▶ **WHAT THIS TASK INVOLVES**: Revise the entries below so that every occurrence of "DN150" becomes "DN200", leaving everything else unchanged. Omit the pictures from your answer.

▶ **RECORDED DATA**:
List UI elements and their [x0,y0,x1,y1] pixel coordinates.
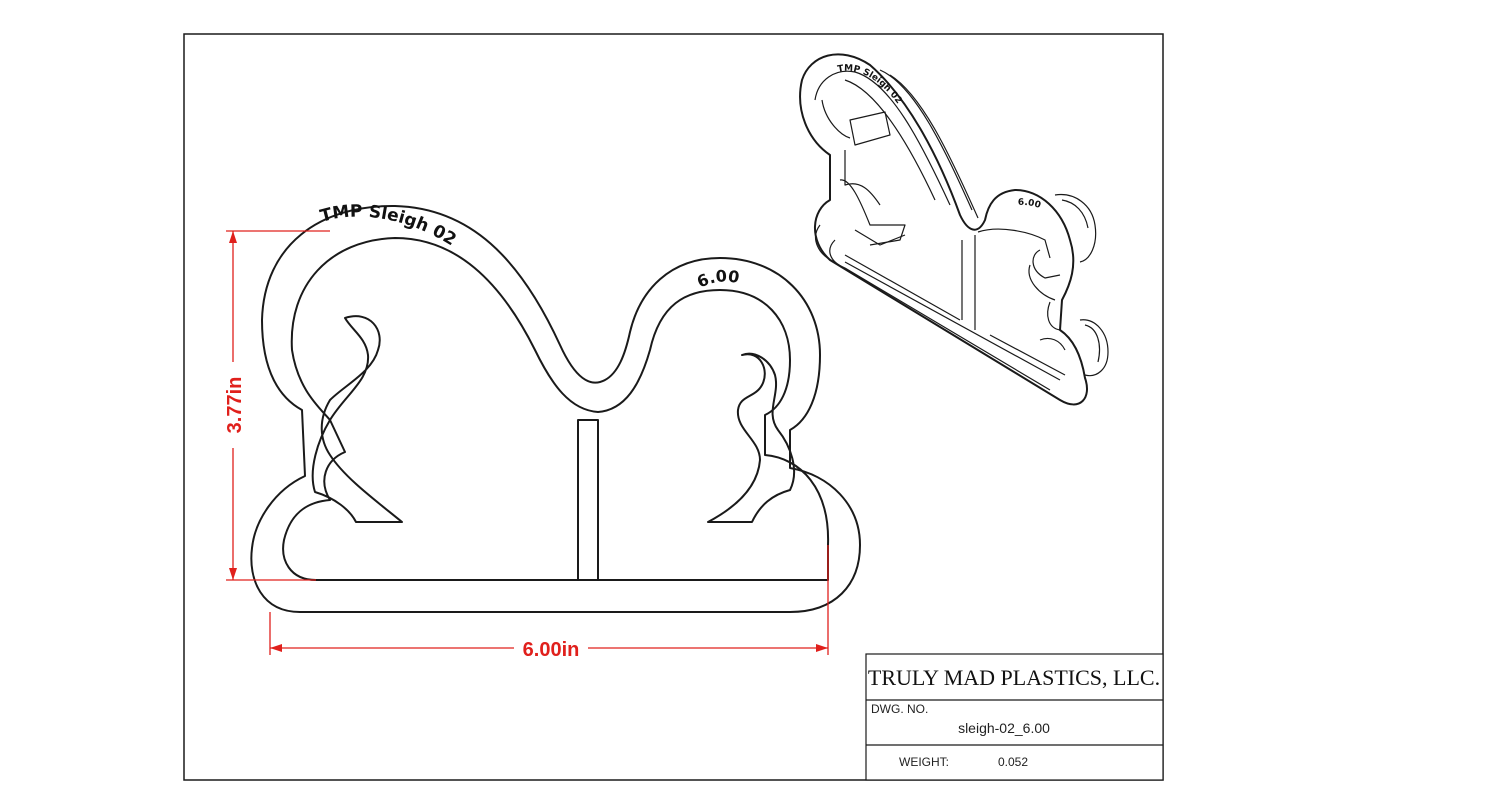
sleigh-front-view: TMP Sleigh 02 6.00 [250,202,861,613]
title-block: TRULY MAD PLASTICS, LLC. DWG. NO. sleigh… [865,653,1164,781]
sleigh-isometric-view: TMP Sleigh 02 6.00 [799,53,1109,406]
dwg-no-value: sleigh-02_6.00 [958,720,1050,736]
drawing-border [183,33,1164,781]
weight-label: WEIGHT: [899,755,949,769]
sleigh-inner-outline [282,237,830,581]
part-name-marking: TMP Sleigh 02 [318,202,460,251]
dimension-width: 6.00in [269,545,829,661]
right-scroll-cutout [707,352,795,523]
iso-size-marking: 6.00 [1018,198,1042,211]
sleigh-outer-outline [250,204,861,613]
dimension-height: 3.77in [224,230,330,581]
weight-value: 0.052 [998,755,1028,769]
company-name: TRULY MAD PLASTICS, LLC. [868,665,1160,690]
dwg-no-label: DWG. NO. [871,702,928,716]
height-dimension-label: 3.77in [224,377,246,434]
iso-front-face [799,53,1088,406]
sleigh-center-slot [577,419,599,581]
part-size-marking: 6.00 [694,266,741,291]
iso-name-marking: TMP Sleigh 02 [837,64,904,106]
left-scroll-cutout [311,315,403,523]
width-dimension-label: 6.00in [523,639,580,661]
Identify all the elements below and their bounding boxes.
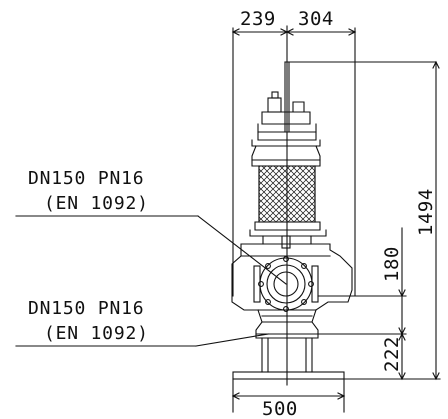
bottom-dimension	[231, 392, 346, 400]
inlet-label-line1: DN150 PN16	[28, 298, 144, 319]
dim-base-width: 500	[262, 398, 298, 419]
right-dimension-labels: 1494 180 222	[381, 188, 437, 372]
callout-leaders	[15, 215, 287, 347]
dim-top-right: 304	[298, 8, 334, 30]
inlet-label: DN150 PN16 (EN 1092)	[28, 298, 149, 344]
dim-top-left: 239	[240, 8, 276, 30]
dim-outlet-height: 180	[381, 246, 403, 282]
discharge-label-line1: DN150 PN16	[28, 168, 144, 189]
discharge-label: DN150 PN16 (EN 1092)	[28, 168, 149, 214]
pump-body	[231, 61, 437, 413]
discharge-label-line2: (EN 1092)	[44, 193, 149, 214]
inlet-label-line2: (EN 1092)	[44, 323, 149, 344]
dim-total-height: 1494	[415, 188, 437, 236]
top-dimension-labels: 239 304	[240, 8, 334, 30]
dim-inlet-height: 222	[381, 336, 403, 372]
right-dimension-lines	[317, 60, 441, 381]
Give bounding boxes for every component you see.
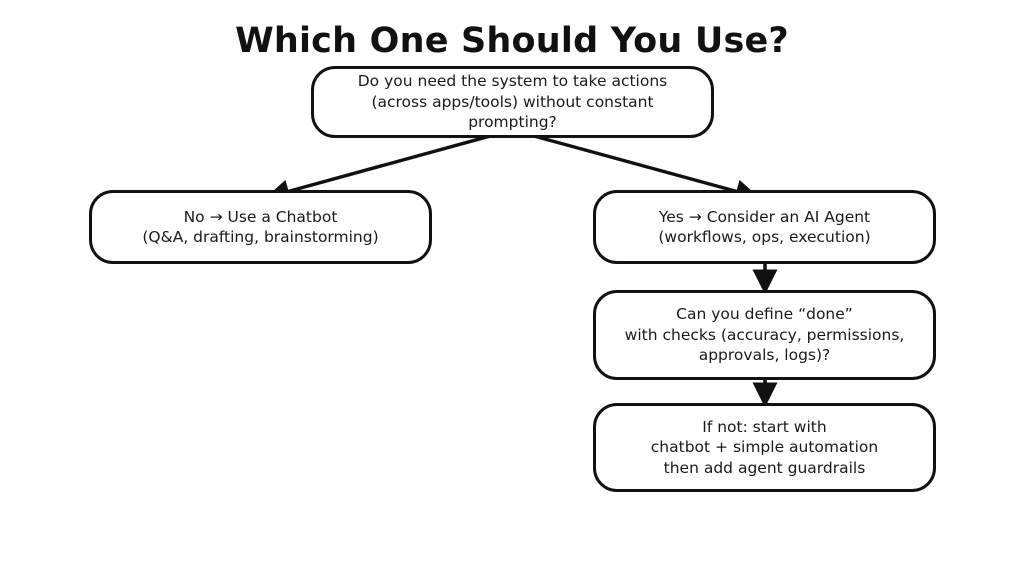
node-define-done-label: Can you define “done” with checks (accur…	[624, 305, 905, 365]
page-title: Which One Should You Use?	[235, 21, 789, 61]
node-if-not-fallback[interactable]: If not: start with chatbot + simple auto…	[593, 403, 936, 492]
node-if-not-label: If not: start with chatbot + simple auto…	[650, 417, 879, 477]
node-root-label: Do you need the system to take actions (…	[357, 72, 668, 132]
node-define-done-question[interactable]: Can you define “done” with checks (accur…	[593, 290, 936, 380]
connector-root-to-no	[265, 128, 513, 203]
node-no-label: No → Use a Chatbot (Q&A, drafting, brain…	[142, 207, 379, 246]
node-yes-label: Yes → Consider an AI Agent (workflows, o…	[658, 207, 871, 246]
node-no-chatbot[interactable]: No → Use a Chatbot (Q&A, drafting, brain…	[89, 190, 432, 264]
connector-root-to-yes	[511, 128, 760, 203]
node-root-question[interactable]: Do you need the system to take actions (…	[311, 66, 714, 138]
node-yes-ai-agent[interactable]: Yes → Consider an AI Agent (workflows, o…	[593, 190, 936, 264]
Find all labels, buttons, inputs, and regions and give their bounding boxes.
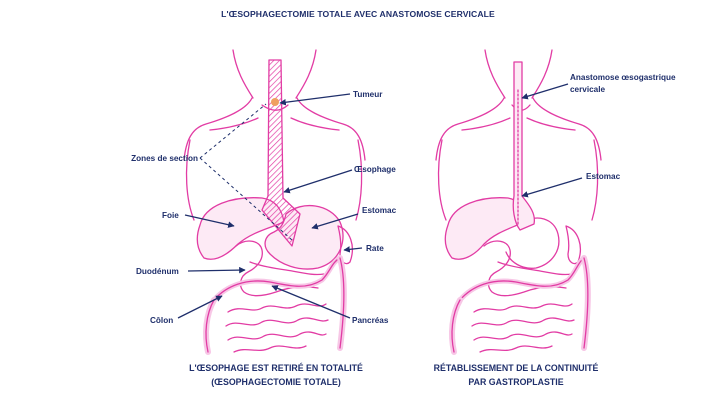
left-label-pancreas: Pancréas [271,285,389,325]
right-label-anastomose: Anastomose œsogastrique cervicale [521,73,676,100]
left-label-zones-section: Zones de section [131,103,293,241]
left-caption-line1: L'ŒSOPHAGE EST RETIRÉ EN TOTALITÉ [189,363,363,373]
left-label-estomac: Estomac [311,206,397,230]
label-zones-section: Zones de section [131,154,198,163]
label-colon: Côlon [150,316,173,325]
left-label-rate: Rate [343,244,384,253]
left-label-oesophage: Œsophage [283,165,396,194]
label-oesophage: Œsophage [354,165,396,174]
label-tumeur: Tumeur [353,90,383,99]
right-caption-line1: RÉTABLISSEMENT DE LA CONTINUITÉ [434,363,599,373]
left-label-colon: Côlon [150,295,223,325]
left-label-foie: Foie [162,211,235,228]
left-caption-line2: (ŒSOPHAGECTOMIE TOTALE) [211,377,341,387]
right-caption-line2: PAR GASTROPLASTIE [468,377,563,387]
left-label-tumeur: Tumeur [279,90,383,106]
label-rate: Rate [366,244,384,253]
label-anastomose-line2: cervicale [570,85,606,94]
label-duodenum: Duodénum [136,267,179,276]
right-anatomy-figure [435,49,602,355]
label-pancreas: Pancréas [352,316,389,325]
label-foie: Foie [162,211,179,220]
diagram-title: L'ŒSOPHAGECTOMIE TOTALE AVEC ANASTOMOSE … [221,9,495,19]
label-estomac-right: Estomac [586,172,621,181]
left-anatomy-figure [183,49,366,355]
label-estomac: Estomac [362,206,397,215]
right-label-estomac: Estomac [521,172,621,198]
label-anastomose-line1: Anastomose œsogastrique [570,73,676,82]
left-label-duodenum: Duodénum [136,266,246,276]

▶ **WRITTEN ANSWER**:
List UI elements and their [x0,y0,x1,y1] pixel coordinates.
sleigh-front-view: TMP Sleigh 02 6.00 [250,202,861,613]
title-block: TRULY MAD PLASTICS, LLC. DWG. NO. sleigh… [865,653,1164,781]
sleigh-isometric-view: TMP Sleigh 02 6.00 [799,53,1109,406]
dwg-no-value: sleigh-02_6.00 [958,720,1050,736]
drawing-border [183,33,1164,781]
weight-label: WEIGHT: [899,755,949,769]
sleigh-inner-outline [282,237,830,581]
part-name-marking: TMP Sleigh 02 [318,202,460,251]
dimension-width: 6.00in [269,545,829,661]
right-scroll-cutout [707,352,795,523]
iso-size-marking: 6.00 [1018,198,1042,211]
sleigh-outer-outline [250,204,861,613]
dimension-height: 3.77in [224,230,330,581]
weight-value: 0.052 [998,755,1028,769]
company-name: TRULY MAD PLASTICS, LLC. [868,665,1160,690]
dwg-no-label: DWG. NO. [871,702,928,716]
height-dimension-label: 3.77in [224,377,246,434]
iso-front-face [799,53,1088,406]
sleigh-center-slot [577,419,599,581]
part-size-marking: 6.00 [694,266,741,291]
iso-name-marking: TMP Sleigh 02 [837,64,904,106]
left-scroll-cutout [311,315,403,523]
width-dimension-label: 6.00in [523,639,580,661]
Identify all the elements below and their bounding boxes.
bottom-dimension	[231, 392, 346, 400]
inlet-label-line1: DN200 PN16	[28, 298, 144, 319]
dim-base-width: 500	[262, 398, 298, 419]
right-dimension-labels: 1494 180 222	[381, 188, 437, 372]
callout-leaders	[15, 215, 287, 347]
dim-top-right: 304	[298, 8, 334, 30]
inlet-label: DN200 PN16 (EN 1092)	[28, 298, 149, 344]
dim-top-left: 239	[240, 8, 276, 30]
dim-outlet-height: 180	[381, 246, 403, 282]
discharge-label-line1: DN200 PN16	[28, 168, 144, 189]
discharge-label: DN200 PN16 (EN 1092)	[28, 168, 149, 214]
pump-body	[231, 61, 437, 413]
discharge-label-line2: (EN 1092)	[44, 193, 149, 214]
inlet-label-line2: (EN 1092)	[44, 323, 149, 344]
dim-total-height: 1494	[415, 188, 437, 236]
top-dimension-labels: 239 304	[240, 8, 334, 30]
dim-inlet-height: 222	[381, 336, 403, 372]
right-dimension-lines	[317, 60, 441, 381]
Give bounding boxes for every component you see.
node-define-done-label: Can you define “done” with checks (accur…	[624, 305, 905, 365]
page-title: Which One Should You Use?	[235, 21, 789, 61]
node-if-not-fallback[interactable]: If not: start with chatbot + simple auto…	[593, 403, 936, 492]
node-if-not-label: If not: start with chatbot + simple auto…	[650, 417, 879, 477]
node-root-label: Do you need the system to take actions (…	[357, 72, 668, 132]
node-define-done-question[interactable]: Can you define “done” with checks (accur…	[593, 290, 936, 380]
connector-root-to-no	[265, 128, 513, 203]
node-no-label: No → Use a Chatbot (Q&A, drafting, brain…	[142, 207, 379, 246]
node-yes-label: Yes → Consider an AI Agent (workflows, o…	[658, 207, 871, 246]
node-no-chatbot[interactable]: No → Use a Chatbot (Q&A, drafting, brain…	[89, 190, 432, 264]
connector-root-to-yes	[511, 128, 760, 203]
node-root-question[interactable]: Do you need the system to take actions (…	[311, 66, 714, 138]
node-yes-ai-agent[interactable]: Yes → Consider an AI Agent (workflows, o…	[593, 190, 936, 264]
Find all labels, buttons, inputs, and regions and give their bounding boxes.
left-label-pancreas: Pancréas [271,285,389,325]
right-label-anastomose: Anastomose œsogastrique cervicale [521,73,676,100]
left-label-zones-section: Zones de section [131,103,293,241]
left-caption-line1: L'ŒSOPHAGE EST RETIRÉ EN TOTALITÉ [189,363,363,373]
left-label-estomac: Estomac [311,206,397,230]
label-zones-section: Zones de section [131,154,198,163]
label-colon: Côlon [150,316,173,325]
left-label-rate: Rate [343,244,384,253]
left-label-oesophage: Œsophage [283,165,396,194]
label-oesophage: Œsophage [354,165,396,174]
label-tumeur: Tumeur [353,90,383,99]
right-caption-line1: RÉTABLISSEMENT DE LA CONTINUITÉ [434,363,599,373]
left-label-colon: Côlon [150,295,223,325]
left-label-foie: Foie [162,211,235,228]
left-caption-line2: (ŒSOPHAGECTOMIE TOTALE) [211,377,341,387]
right-caption-line2: PAR GASTROPLASTIE [468,377,563,387]
left-label-tumeur: Tumeur [279,90,383,106]
label-rate: Rate [366,244,384,253]
label-anastomose-line2: cervicale [570,85,606,94]
label-duodenum: Duodénum [136,267,179,276]
right-anatomy-figure [435,49,602,355]
label-pancreas: Pancréas [352,316,389,325]
label-foie: Foie [162,211,179,220]
diagram-title: L'ŒSOPHAGECTOMIE TOTALE AVEC ANASTOMOSE … [221,9,495,19]
label-estomac-right: Estomac [586,172,621,181]
left-anatomy-figure [183,49,366,355]
label-estomac: Estomac [362,206,397,215]
right-label-estomac: Estomac [521,172,621,198]
label-anastomose-line1: Anastomose œsogastrique [570,73,676,82]
left-label-duodenum: Duodénum [136,266,246,276]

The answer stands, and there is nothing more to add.